> Task statement:
Copy every line, leaving nothing out and adding nothing.

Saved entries
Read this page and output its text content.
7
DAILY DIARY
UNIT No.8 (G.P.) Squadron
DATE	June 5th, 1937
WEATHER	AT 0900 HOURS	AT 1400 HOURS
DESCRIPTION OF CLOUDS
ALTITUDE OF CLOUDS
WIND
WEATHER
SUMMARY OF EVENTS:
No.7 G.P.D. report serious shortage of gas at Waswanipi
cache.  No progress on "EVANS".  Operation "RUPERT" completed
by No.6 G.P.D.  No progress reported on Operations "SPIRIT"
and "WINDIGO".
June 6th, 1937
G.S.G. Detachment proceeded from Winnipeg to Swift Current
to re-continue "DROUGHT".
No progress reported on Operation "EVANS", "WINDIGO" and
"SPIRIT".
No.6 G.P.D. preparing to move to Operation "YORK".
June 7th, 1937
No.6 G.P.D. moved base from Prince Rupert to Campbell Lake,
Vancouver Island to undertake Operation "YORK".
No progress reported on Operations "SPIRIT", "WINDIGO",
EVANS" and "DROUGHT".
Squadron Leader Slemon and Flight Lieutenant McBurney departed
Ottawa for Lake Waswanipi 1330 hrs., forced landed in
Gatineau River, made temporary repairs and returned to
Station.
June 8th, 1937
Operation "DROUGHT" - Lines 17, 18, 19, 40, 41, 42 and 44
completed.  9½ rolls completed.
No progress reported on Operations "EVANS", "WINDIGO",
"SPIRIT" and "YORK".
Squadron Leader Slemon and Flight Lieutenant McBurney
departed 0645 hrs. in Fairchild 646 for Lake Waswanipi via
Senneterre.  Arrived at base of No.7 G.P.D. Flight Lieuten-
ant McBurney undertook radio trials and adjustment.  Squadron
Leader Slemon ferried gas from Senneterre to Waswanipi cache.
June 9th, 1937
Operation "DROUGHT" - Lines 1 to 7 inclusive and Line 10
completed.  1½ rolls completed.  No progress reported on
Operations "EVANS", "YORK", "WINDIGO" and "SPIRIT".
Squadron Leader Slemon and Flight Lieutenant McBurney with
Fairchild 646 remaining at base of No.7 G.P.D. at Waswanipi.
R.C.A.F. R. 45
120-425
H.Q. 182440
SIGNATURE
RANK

> The result:
Read this page and output its text content.
7
DAILY DIARY
UNIT No.8 (G.P.) Squadron
DATE	June 5th, 1937
WEATHER	AT 0900 HOURS	AT 1400 HOURS
DESCRIPTION OF CLOUDS
ALTITUDE OF CLOUDS
WIND
WEATHER
SUMMARY OF EVENTS:
No.7 G.P.D. report serious shortage of gas at Waswanipi
cache.  No progress on "EVANS".  Operation "RUPERT" completed
by No.6 G.P.D.  No progress reported on Operations "SPIRIT"
and "WINDIGO".
June 6th, 1937
G.S.G. Detachment proceeded from Winnipeg to Swift Current
to re-continue "DROUGHT".
No progress reported on Operation "EVANS", "WINDIGO" and
"SPIRIT".
No.6 G.P.D. preparing to move to Operation "YORK".
June 7th, 1937
No.6 G.P.D. moved base from Prince Rupert to Campbell Lake,
Vancouver Island to undertake Operation "YORK".
No progress reported on Operations "SPIRIT", "WINDIGO",
EVANS" and "DROUGHT".
Squadron Leader Slemon and Flight Lieutenant McBurney departed
Ottawa for Lake Waswanipi 1330 hrs., forced landed in
Gatineau River, made temporary repairs and returned to
Station.
June 8th, 1937
Operation "DROUGHT" - Lines 17, 18, 19, 40, 41, 42 and 44
completed.  9½ rolls completed.
No progress reported on Operations "EVANS", "WINDIGO",
"SPIRIT" and "YORK".
Squadron Leader Slemon and Flight Lieutenant McBurney
departed 0645 hrs. in Fairchild 646 for Lake Waswanipi via
Senneterre.  Arrived at base of No.7 G.P.D. Flight Lieuten-
ant McBurney undertook radio trials and adjustment.  Squadron
Leader Slemon ferried gas from Senneterre to Waswanipi cache.
June 9th, 1937
Operation "DROUGHT" - Lines 1 to 7 inclusive and Line 10
completed.  1½ rolls completed.  No progress reported on
Operations "EVANS", "YORK", "WINDIGO" and "SPIRIT".
Squadron Leader Slemon and Flight Lieutenant McBurney with
Fairchild 646 remaining at base of No.7 G.P.D. at Waswanipi.
R.C.A.F. R. 45
120-425
H.Q. 182440
SIGNATURE
RANK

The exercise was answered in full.